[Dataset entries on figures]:
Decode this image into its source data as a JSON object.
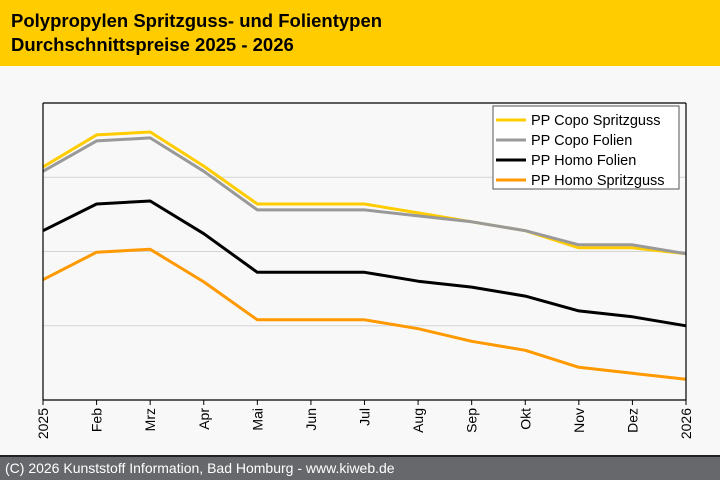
{
  "header": {
    "title_line1": "Polypropylen Spritzguss- und Folientypen",
    "title_line2": "Durchschnittspreise 2025 - 2026",
    "background_color": "#ffcc00"
  },
  "footer": {
    "text": "(C) 2026 Kunststoff Information, Bad Homburg - www.kiweb.de"
  },
  "chart_data": {
    "type": "line",
    "title": "Polypropylen Spritzguss- und Folientypen Durchschnittspreise 2025 - 2026",
    "xlabel": "",
    "ylabel": "",
    "x": [
      "2025",
      "Feb",
      "Mrz",
      "Apr",
      "Mai",
      "Jun",
      "Jul",
      "Aug",
      "Sep",
      "Okt",
      "Nov",
      "Dez",
      "2026"
    ],
    "ylim": [
      0,
      4
    ],
    "y_gridlines": [
      1,
      2,
      3
    ],
    "y_tick_labels_shown": false,
    "grid": true,
    "legend_position": "top-right",
    "series": [
      {
        "name": "PP Copo Spritzguss",
        "color": "#ffcc00",
        "values": [
          3.14,
          3.57,
          3.61,
          3.15,
          2.64,
          2.64,
          2.64,
          2.52,
          2.4,
          2.28,
          2.05,
          2.05,
          1.97
        ]
      },
      {
        "name": "PP Copo Folien",
        "color": "#999999",
        "values": [
          3.08,
          3.49,
          3.53,
          3.08,
          2.56,
          2.56,
          2.56,
          2.48,
          2.4,
          2.28,
          2.09,
          2.09,
          1.97
        ]
      },
      {
        "name": "PP Homo Folien",
        "color": "#000000",
        "values": [
          2.28,
          2.64,
          2.68,
          2.24,
          1.72,
          1.72,
          1.72,
          1.6,
          1.52,
          1.4,
          1.2,
          1.12,
          1.0
        ]
      },
      {
        "name": "PP Homo Spritzguss",
        "color": "#ff9900",
        "values": [
          1.62,
          1.99,
          2.03,
          1.59,
          1.08,
          1.08,
          1.08,
          0.96,
          0.79,
          0.67,
          0.44,
          0.36,
          0.28
        ]
      }
    ]
  }
}
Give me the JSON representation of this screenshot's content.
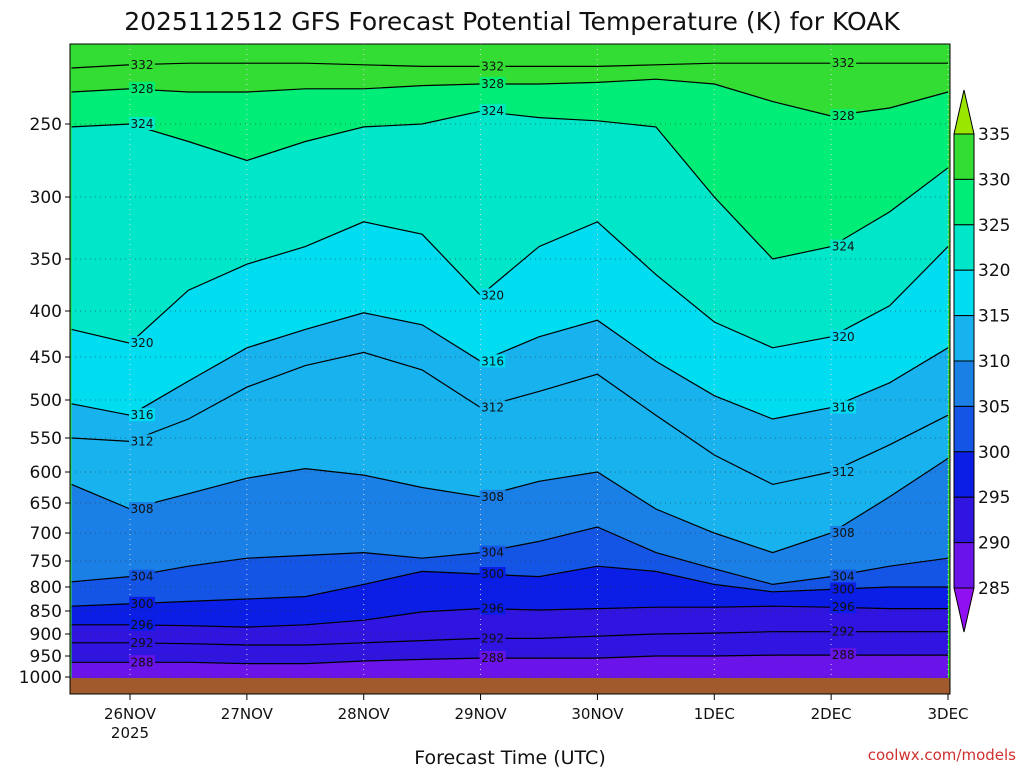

[AIM OF THE TASK]:
Tally the lines of the data that contain the string "Polypropylen" and report the total alone.

[COMPLETED EXERCISE]:
2